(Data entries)

··········

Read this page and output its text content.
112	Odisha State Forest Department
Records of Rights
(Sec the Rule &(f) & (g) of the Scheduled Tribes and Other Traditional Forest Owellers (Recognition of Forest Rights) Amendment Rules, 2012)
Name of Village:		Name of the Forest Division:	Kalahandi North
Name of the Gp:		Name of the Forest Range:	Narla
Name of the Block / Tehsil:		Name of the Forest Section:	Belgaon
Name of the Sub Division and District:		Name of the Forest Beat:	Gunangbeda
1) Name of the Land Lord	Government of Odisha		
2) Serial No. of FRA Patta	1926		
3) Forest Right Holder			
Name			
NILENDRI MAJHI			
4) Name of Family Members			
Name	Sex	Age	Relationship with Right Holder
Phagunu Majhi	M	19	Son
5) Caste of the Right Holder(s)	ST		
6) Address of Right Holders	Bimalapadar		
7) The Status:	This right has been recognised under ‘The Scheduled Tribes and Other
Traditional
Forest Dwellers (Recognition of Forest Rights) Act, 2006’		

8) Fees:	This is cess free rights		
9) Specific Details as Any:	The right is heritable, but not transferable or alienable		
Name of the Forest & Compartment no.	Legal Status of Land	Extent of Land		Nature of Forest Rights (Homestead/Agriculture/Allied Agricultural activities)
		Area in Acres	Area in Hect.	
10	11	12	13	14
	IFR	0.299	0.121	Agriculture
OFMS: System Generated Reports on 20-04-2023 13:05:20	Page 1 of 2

··········

● **Task objective**
Retype the material above, line by line, exactly.

● **Finished answer**
Read this page and output its text content.
112	Odisha State Forest Department
Records of Rights
(Sec the Rule &(f) & (g) of the Scheduled Tribes and Other Traditional Forest Owellers (Recognition of Forest Rights) Amendment Rules, 2012)
Name of Village:		Name of the Forest Division:	Kalahandi North
Name of the Gp:		Name of the Forest Range:	Narla
Name of the Block / Tehsil:		Name of the Forest Section:	Belgaon
Name of the Sub Division and District:		Name of the Forest Beat:	Gunangbeda
1) Name of the Land Lord	Government of Odisha		
2) Serial No. of FRA Patta	1926		
3) Forest Right Holder			
Name			
NILENDRI MAJHI			
4) Name of Family Members			
Name	Sex	Age	Relationship with Right Holder
Phagunu Majhi	M	19	Son
5) Caste of the Right Holder(s)	ST		
6) Address of Right Holders	Bimalapadar		
7) The Status:	This right has been recognised under ‘The Scheduled Tribes and Other
Traditional
Forest Dwellers (Recognition of Forest Rights) Act, 2006’		

8) Fees:	This is cess free rights		
9) Specific Details as Any:	The right is heritable, but not transferable or alienable		
Name of the Forest & Compartment no.	Legal Status of Land	Extent of Land		Nature of Forest Rights (Homestead/Agriculture/Allied Agricultural activities)
		Area in Acres	Area in Hect.	
10	11	12	13	14
	IFR	0.299	0.121	Agriculture
OFMS: System Generated Reports on 20-04-2023 13:05:20	Page 1 of 2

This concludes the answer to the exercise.